[Objective] Search the material and gather each line with "StaticCollisionBaker" in it.

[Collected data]
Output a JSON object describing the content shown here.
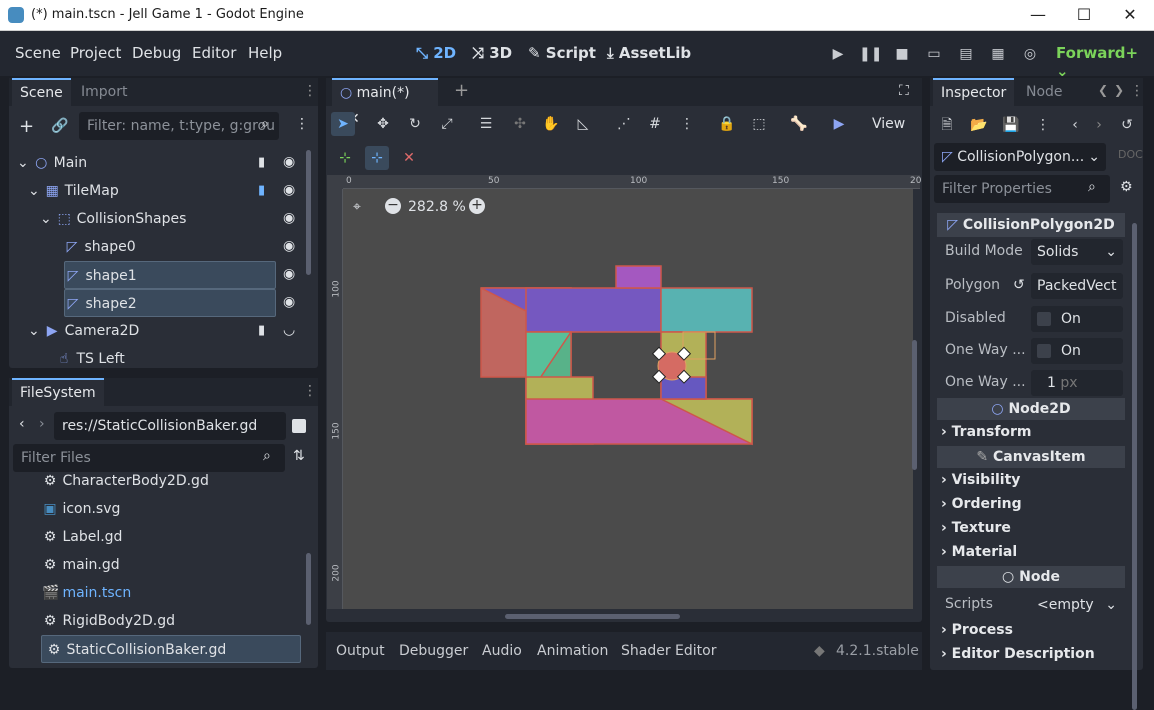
{
  "window": {
    "title": "(*) main.tscn - Jell Game 1 - Godot Engine",
    "minimize": "—",
    "maximize": "☐",
    "close": "✕"
  },
  "menu": {
    "items": [
      "Scene",
      "Project",
      "Debug",
      "Editor",
      "Help"
    ]
  },
  "workspaces": {
    "two_d": "2D",
    "three_d": "3D",
    "script": "Script",
    "assetlib": "AssetLib"
  },
  "renderer": "Forward+",
  "scene_dock": {
    "tabs": [
      "Scene",
      "Import"
    ],
    "filter_placeholder": "Filter: name, t:type, g:grou",
    "nodes": [
      "Main",
      "TileMap",
      "CollisionShapes",
      "shape0",
      "shape1",
      "shape2",
      "Camera2D",
      "TS Left"
    ]
  },
  "filesystem": {
    "tab": "FileSystem",
    "path": "res://StaticCollisionBaker.gd",
    "filter_placeholder": "Filter Files",
    "files": [
      "CharacterBody2D.gd",
      "icon.svg",
      "Label.gd",
      "main.gd",
      "main.tscn",
      "RigidBody2D.gd",
      "StaticCollisionBaker.gd"
    ]
  },
  "editor": {
    "tab": "main(*)",
    "view_menu": "View",
    "zoom": "282.8 %",
    "ruler_h": [
      "0",
      "50",
      "100",
      "150",
      "20"
    ],
    "ruler_v": [
      "100",
      "150",
      "200"
    ]
  },
  "bottom_panel": {
    "tabs": [
      "Output",
      "Debugger",
      "Audio",
      "Animation",
      "Shader Editor"
    ],
    "version": "4.2.1.stable"
  },
  "inspector": {
    "tabs": [
      "Inspector",
      "Node"
    ],
    "object": "CollisionPolygon...",
    "filter_placeholder": "Filter Properties",
    "class_header": "CollisionPolygon2D",
    "props": [
      {
        "label": "Build Mode",
        "value": "Solids"
      },
      {
        "label": "Polygon",
        "value": "PackedVect"
      },
      {
        "label": "Disabled",
        "value": "On"
      },
      {
        "label": "One Way ...",
        "value": "On"
      },
      {
        "label": "One Way ...",
        "value": "1",
        "unit": "px"
      }
    ],
    "node2d": "Node2D",
    "transform": "Transform",
    "canvasitem": "CanvasItem",
    "groups": [
      "Visibility",
      "Ordering",
      "Texture",
      "Material"
    ],
    "node": "Node",
    "scripts_label": "Scripts",
    "scripts_value": "<empty",
    "process": "Process",
    "editor_desc": "Editor Description"
  },
  "colors": {
    "accent": "#6fb4ff",
    "selection": "#3a4a5c",
    "viewport": "#4b4b4b",
    "renderer": "#7bd35a"
  }
}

[Worked answer]
    "path": "res://StaticCollisionBaker.gd",
      "StaticCollisionBaker.gd"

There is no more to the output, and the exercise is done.